In the listing below, identify each line with the word "igazított" and return those lines.

> [PROVIDED DATA]
☆ ☆ ☆ ☆

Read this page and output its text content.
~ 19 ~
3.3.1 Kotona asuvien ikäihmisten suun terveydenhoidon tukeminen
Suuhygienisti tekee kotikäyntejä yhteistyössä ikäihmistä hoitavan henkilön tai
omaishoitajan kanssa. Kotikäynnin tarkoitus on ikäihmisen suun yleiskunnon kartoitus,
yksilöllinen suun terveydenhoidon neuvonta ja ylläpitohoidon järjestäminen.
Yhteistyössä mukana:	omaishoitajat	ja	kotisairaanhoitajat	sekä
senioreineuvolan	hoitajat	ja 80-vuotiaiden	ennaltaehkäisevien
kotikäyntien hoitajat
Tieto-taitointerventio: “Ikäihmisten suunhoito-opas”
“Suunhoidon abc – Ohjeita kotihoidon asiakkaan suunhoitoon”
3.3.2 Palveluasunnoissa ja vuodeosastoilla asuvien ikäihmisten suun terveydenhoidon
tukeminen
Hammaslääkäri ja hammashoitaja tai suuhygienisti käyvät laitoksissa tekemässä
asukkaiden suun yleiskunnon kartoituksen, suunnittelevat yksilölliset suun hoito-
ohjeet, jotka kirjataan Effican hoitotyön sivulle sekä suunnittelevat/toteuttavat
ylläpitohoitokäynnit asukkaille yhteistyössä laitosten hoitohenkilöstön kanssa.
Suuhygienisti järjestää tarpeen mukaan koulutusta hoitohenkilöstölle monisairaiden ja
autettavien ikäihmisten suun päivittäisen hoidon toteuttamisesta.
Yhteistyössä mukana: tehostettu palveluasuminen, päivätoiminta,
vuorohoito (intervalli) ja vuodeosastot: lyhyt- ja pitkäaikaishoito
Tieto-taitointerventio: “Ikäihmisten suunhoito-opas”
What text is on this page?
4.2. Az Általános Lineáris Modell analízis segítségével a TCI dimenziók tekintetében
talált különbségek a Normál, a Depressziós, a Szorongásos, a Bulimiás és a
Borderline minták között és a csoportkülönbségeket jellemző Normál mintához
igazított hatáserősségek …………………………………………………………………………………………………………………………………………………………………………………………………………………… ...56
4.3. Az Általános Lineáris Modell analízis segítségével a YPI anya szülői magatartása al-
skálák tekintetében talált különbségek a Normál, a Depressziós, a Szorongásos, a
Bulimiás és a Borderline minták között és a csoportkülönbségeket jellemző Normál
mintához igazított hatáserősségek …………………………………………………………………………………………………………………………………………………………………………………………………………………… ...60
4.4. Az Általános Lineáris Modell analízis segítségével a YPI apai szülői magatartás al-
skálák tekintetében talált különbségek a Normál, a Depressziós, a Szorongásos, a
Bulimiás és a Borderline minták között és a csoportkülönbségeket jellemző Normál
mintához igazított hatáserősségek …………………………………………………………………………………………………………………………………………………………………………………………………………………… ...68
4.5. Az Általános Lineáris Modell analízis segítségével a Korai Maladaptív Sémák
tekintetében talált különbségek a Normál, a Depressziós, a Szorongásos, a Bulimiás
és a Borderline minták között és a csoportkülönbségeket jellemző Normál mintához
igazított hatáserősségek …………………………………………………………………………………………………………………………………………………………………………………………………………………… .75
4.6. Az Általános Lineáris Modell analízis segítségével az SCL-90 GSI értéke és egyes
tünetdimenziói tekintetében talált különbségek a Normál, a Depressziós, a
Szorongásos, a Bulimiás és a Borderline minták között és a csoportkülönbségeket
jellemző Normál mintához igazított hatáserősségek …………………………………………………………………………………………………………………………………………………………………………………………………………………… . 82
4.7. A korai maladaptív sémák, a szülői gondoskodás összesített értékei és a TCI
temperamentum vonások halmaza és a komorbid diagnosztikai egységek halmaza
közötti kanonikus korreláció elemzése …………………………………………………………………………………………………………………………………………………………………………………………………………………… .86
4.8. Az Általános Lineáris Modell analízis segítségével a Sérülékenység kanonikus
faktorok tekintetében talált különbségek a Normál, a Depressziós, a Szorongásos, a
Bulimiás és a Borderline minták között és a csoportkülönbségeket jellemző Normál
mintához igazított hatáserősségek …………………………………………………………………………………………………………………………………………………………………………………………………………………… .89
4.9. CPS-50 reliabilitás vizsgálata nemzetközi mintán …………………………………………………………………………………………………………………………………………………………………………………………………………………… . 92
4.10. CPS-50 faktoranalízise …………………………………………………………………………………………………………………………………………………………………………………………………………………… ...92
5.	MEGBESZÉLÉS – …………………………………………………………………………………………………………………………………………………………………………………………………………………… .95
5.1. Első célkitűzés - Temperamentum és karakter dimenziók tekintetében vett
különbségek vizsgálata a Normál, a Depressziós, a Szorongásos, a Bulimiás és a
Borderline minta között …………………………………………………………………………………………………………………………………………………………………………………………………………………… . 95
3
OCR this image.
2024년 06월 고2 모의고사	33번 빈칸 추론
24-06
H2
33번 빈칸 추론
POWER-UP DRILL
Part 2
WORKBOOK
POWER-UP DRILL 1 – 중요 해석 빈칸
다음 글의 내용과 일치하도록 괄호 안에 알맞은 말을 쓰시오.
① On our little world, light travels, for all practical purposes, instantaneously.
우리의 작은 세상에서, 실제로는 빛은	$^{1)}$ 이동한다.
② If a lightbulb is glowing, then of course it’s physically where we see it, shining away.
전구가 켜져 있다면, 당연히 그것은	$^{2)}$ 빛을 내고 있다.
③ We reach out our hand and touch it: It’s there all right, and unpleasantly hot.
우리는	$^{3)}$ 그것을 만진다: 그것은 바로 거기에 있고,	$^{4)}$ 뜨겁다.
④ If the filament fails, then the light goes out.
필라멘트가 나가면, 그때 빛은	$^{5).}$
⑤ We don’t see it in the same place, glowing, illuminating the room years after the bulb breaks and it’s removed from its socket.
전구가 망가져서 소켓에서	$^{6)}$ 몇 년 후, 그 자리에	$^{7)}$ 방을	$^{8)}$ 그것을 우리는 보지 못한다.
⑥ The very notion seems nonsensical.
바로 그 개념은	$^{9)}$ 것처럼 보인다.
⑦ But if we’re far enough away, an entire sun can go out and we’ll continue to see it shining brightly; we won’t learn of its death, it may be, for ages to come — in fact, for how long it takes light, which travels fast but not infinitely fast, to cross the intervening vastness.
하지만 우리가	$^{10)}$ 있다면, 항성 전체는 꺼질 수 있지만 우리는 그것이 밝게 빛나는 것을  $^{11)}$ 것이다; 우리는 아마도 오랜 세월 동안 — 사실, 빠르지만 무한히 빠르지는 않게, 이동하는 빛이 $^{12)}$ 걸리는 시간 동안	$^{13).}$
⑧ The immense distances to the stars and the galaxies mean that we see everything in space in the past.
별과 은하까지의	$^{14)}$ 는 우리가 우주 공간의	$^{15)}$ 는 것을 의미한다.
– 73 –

☆ ☆ ☆ ☆

> [EXERCISE OUTPUT]
igazított hatáserősségek …………………………………………………………………………………………………………………………………………………………………………………………………………………… ...56
mintához igazított hatáserősségek …………………………………………………………………………………………………………………………………………………………………………………………………………………… ...60
mintához igazított hatáserősségek …………………………………………………………………………………………………………………………………………………………………………………………………………………… ...68
igazított hatáserősségek …………………………………………………………………………………………………………………………………………………………………………………………………………………… .75
jellemző Normál mintához igazított hatáserősségek …………………………………………………………………………………………………………………………………………………………………………………………………………………… . 82
mintához igazított hatáserősségek …………………………………………………………………………………………………………………………………………………………………………………………………………………… .89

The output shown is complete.